# [Working data]
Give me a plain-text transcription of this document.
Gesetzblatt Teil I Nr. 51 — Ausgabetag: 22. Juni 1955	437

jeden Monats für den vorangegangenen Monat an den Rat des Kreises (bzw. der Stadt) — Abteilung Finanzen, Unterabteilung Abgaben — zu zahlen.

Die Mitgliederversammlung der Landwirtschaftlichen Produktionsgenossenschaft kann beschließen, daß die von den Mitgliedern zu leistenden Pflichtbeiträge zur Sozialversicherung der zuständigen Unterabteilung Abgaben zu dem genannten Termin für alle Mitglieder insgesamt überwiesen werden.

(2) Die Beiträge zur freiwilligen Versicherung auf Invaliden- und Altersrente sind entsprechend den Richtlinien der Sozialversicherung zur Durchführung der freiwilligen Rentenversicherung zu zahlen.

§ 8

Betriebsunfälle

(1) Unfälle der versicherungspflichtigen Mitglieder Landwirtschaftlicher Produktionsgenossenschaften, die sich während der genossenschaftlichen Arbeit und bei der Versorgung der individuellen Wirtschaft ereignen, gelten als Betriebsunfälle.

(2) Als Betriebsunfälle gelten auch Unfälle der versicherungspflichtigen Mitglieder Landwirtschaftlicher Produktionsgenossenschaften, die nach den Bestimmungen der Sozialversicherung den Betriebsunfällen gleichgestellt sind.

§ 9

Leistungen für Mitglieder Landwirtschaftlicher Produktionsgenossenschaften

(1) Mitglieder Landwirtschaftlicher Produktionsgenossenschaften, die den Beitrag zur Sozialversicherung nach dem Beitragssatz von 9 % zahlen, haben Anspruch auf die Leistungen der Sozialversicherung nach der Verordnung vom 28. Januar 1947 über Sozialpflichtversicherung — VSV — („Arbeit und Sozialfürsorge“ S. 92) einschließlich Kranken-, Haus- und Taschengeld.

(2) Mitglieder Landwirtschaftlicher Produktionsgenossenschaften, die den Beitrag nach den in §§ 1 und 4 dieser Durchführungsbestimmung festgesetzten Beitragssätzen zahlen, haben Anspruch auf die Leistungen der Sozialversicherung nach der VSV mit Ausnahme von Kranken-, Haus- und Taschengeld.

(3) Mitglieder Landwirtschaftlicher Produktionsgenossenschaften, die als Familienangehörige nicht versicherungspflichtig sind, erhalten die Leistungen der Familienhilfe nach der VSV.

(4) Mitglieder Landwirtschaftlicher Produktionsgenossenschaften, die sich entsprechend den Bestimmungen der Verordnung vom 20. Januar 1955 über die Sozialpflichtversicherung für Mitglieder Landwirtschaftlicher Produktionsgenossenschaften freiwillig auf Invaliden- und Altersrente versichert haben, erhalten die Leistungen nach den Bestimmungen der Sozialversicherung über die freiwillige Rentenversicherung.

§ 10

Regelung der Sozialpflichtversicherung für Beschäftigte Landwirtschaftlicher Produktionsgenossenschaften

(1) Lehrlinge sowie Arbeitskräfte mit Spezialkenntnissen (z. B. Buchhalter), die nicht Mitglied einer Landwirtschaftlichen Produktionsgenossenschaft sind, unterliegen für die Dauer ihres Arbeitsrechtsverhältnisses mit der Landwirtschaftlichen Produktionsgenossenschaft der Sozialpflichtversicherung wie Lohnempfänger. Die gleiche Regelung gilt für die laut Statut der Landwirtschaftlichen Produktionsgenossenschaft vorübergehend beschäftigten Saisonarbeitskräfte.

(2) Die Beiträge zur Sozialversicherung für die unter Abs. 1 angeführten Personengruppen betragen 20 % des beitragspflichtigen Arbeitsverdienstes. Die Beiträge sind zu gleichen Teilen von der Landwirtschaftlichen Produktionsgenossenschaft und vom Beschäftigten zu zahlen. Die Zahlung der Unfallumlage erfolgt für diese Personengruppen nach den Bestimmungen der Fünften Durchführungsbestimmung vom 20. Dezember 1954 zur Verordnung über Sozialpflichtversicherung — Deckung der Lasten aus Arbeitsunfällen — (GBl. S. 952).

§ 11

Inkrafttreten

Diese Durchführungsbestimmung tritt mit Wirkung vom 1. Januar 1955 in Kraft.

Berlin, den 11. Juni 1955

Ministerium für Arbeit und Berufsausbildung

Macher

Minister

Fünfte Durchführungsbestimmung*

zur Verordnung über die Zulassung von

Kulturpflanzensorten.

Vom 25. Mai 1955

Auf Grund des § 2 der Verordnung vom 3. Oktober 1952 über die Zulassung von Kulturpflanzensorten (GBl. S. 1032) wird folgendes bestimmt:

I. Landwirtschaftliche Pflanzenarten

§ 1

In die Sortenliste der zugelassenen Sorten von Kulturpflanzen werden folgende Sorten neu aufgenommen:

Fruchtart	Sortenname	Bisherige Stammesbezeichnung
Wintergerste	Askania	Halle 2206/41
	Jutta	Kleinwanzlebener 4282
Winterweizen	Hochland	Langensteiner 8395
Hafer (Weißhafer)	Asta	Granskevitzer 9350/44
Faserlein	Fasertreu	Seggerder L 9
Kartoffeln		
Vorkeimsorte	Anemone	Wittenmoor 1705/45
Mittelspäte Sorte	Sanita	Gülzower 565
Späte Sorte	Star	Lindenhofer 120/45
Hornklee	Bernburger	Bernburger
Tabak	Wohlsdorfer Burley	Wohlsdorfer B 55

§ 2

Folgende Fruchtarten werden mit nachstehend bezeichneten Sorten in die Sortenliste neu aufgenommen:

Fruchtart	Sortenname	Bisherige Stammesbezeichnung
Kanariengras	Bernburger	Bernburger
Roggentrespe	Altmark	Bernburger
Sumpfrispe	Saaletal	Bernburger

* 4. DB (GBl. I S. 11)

# [What is expected]
Only lines holding the word "aufgenommen" are wanted, so copy each of them from the records above.

# [Output]
In die Sortenliste der zugelassenen Sorten von Kulturpflanzen werden folgende Sorten neu aufgenommen:
Folgende Fruchtarten werden mit nachstehend bezeichneten Sorten in die Sortenliste neu aufgenommen:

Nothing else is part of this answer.